- [Task statement]
Reproduce every line of the material below, but drop the pictures.

** Begin Exercise materials **

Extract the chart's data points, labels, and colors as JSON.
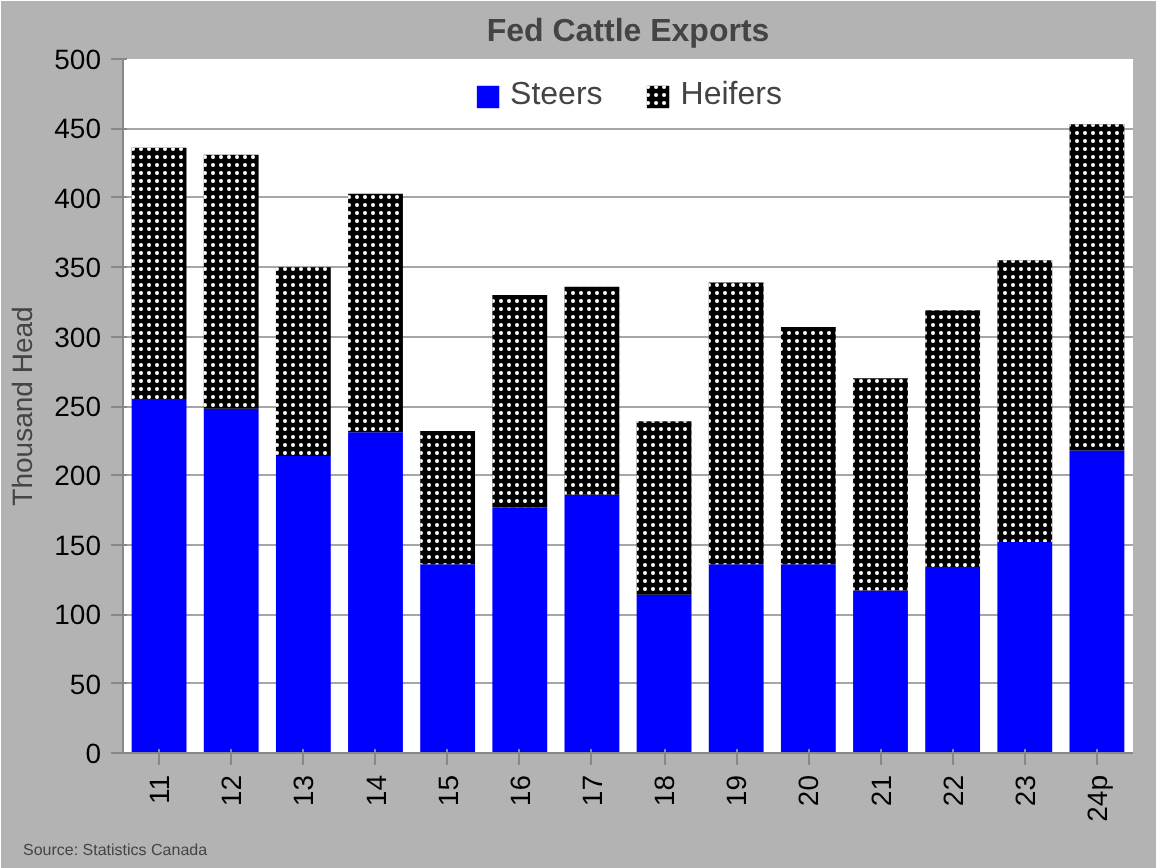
{
  "chart_data": {
    "type": "bar",
    "title": "Fed Cattle Exports",
    "ylabel": "Thousand Head",
    "categories": [
      "11",
      "12",
      "13",
      "14",
      "15",
      "16",
      "17",
      "18",
      "19",
      "20",
      "21",
      "22",
      "23",
      "24p"
    ],
    "series": [
      {
        "name": "Steers",
        "color": "#0000ff",
        "values": [
          255,
          248,
          214,
          231,
          136,
          177,
          186,
          114,
          136,
          136,
          117,
          134,
          152,
          218
        ]
      },
      {
        "name": "Heifers",
        "color": "#000000",
        "values": [
          181,
          183,
          136,
          172,
          96,
          153,
          150,
          125,
          203,
          171,
          153,
          185,
          203,
          235
        ]
      }
    ],
    "stacked": true,
    "ylim": [
      0,
      500
    ],
    "yticks": [
      0,
      50,
      100,
      150,
      200,
      250,
      300,
      350,
      400,
      450,
      500
    ],
    "grid": "y",
    "legend": "top",
    "annotations": [
      "Source: Statistics Canada"
    ]
  }
}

** End Exercise materials **

- [Solved exercise]
Extract the chart's data points, labels, and colors as JSON.
{
  "chart_data": {
    "type": "bar",
    "title": "Fed Cattle Exports",
    "ylabel": "Thousand Head",
    "categories": [
      "11",
      "12",
      "13",
      "14",
      "15",
      "16",
      "17",
      "18",
      "19",
      "20",
      "21",
      "22",
      "23",
      "24p"
    ],
    "series": [
      {
        "name": "Steers",
        "color": "#0000ff",
        "values": [
          255,
          248,
          214,
          231,
          136,
          177,
          186,
          114,
          136,
          136,
          117,
          134,
          152,
          218
        ]
      },
      {
        "name": "Heifers",
        "color": "#000000",
        "values": [
          181,
          183,
          136,
          172,
          96,
          153,
          150,
          125,
          203,
          171,
          153,
          185,
          203,
          235
        ]
      }
    ],
    "stacked": true,
    "ylim": [
      0,
      500
    ],
    "yticks": [
      0,
      50,
      100,
      150,
      200,
      250,
      300,
      350,
      400,
      450,
      500
    ],
    "grid": "y",
    "legend": "top",
    "annotations": [
      "Source: Statistics Canada"
    ]
  }
}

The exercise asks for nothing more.